** DIRECTIONS **
Output every entry exactly, from the first line to the last.

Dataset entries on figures
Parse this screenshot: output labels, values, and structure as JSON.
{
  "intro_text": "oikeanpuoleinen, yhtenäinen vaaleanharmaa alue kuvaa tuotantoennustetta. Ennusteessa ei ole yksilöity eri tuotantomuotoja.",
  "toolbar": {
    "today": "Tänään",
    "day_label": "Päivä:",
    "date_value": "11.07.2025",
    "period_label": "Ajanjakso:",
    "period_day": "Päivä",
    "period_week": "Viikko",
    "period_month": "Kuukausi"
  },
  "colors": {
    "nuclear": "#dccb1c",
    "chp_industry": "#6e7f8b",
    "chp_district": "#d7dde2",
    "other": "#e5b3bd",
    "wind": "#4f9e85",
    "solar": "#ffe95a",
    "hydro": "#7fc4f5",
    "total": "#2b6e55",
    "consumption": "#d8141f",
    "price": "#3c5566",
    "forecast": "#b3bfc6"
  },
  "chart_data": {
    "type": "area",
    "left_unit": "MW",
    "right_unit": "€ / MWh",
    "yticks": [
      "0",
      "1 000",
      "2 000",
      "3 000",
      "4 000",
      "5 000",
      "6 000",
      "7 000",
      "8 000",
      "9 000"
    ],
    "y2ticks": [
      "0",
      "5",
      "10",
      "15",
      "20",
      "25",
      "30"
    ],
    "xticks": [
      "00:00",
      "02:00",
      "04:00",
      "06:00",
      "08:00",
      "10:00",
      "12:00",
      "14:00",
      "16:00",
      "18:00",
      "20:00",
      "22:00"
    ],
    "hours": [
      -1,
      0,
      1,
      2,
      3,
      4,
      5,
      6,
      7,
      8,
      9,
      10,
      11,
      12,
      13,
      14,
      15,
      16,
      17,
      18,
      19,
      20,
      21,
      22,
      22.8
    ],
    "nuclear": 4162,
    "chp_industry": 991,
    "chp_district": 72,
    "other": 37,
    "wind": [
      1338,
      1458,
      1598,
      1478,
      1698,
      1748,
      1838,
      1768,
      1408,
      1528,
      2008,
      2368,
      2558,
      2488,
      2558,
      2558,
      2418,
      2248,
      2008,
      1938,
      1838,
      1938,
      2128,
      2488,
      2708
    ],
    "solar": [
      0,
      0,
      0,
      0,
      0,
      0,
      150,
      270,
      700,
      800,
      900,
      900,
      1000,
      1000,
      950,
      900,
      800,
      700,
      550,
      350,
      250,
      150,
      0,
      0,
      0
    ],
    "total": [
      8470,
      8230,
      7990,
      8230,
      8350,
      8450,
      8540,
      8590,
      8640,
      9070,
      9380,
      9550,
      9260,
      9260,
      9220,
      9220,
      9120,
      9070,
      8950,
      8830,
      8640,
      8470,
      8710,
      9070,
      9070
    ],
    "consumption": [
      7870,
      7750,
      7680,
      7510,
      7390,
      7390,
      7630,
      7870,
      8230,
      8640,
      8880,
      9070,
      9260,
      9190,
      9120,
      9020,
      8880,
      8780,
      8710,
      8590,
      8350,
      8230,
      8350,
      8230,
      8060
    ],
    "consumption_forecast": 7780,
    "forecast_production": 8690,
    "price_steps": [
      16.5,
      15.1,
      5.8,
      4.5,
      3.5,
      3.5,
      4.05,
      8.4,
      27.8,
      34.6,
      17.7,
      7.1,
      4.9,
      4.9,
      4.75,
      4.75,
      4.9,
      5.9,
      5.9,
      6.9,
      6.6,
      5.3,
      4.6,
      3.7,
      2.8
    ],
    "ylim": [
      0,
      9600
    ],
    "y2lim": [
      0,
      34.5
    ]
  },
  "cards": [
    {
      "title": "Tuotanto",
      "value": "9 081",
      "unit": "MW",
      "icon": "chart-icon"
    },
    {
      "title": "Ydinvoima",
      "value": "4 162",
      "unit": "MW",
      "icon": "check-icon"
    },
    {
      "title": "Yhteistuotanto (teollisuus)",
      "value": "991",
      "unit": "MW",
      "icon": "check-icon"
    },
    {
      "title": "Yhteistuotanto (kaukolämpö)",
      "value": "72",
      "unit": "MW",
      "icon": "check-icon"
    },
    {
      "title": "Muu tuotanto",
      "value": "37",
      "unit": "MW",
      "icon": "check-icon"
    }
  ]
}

** REPLY **
Parse this screenshot: output labels, values, and structure as JSON.
{
  "intro_text": "oikeanpuoleinen, yhtenäinen vaaleanharmaa alue kuvaa tuotantoennustetta. Ennusteessa ei ole yksilöity eri tuotantomuotoja.",
  "toolbar": {
    "today": "Tänään",
    "day_label": "Päivä:",
    "date_value": "11.07.2025",
    "period_label": "Ajanjakso:",
    "period_day": "Päivä",
    "period_week": "Viikko",
    "period_month": "Kuukausi"
  },
  "colors": {
    "nuclear": "#dccb1c",
    "chp_industry": "#6e7f8b",
    "chp_district": "#d7dde2",
    "other": "#e5b3bd",
    "wind": "#4f9e85",
    "solar": "#ffe95a",
    "hydro": "#7fc4f5",
    "total": "#2b6e55",
    "consumption": "#d8141f",
    "price": "#3c5566",
    "forecast": "#b3bfc6"
  },
  "chart_data": {
    "type": "area",
    "left_unit": "MW",
    "right_unit": "€ / MWh",
    "yticks": [
      "0",
      "1 000",
      "2 000",
      "3 000",
      "4 000",
      "5 000",
      "6 000",
      "7 000",
      "8 000",
      "9 000"
    ],
    "y2ticks": [
      "0",
      "5",
      "10",
      "15",
      "20",
      "25",
      "30"
    ],
    "xticks": [
      "00:00",
      "02:00",
      "04:00",
      "06:00",
      "08:00",
      "10:00",
      "12:00",
      "14:00",
      "16:00",
      "18:00",
      "20:00",
      "22:00"
    ],
    "hours": [
      -1,
      0,
      1,
      2,
      3,
      4,
      5,
      6,
      7,
      8,
      9,
      10,
      11,
      12,
      13,
      14,
      15,
      16,
      17,
      18,
      19,
      20,
      21,
      22,
      22.8
    ],
    "nuclear": 4162,
    "chp_industry": 991,
    "chp_district": 72,
    "other": 37,
    "wind": [
      1338,
      1458,
      1598,
      1478,
      1698,
      1748,
      1838,
      1768,
      1408,
      1528,
      2008,
      2368,
      2558,
      2488,
      2558,
      2558,
      2418,
      2248,
      2008,
      1938,
      1838,
      1938,
      2128,
      2488,
      2708
    ],
    "solar": [
      0,
      0,
      0,
      0,
      0,
      0,
      150,
      270,
      700,
      800,
      900,
      900,
      1000,
      1000,
      950,
      900,
      800,
      700,
      550,
      350,
      250,
      150,
      0,
      0,
      0
    ],
    "total": [
      8470,
      8230,
      7990,
      8230,
      8350,
      8450,
      8540,
      8590,
      8640,
      9070,
      9380,
      9550,
      9260,
      9260,
      9220,
      9220,
      9120,
      9070,
      8950,
      8830,
      8640,
      8470,
      8710,
      9070,
      9070
    ],
    "consumption": [
      7870,
      7750,
      7680,
      7510,
      7390,
      7390,
      7630,
      7870,
      8230,
      8640,
      8880,
      9070,
      9260,
      9190,
      9120,
      9020,
      8880,
      8780,
      8710,
      8590,
      8350,
      8230,
      8350,
      8230,
      8060
    ],
    "consumption_forecast": 7780,
    "forecast_production": 8690,
    "price_steps": [
      16.5,
      15.1,
      5.8,
      4.5,
      3.5,
      3.5,
      4.05,
      8.4,
      27.8,
      34.6,
      17.7,
      7.1,
      4.9,
      4.9,
      4.75,
      4.75,
      4.9,
      5.9,
      5.9,
      6.9,
      6.6,
      5.3,
      4.6,
      3.7,
      2.8
    ],
    "ylim": [
      0,
      9600
    ],
    "y2lim": [
      0,
      34.5
    ]
  },
  "cards": [
    {
      "title": "Tuotanto",
      "value": "9 081",
      "unit": "MW",
      "icon": "chart-icon"
    },
    {
      "title": "Ydinvoima",
      "value": "4 162",
      "unit": "MW",
      "icon": "check-icon"
    },
    {
      "title": "Yhteistuotanto (teollisuus)",
      "value": "991",
      "unit": "MW",
      "icon": "check-icon"
    },
    {
      "title": "Yhteistuotanto (kaukolämpö)",
      "value": "72",
      "unit": "MW",
      "icon": "check-icon"
    },
    {
      "title": "Muu tuotanto",
      "value": "37",
      "unit": "MW",
      "icon": "check-icon"
    }
  ]
}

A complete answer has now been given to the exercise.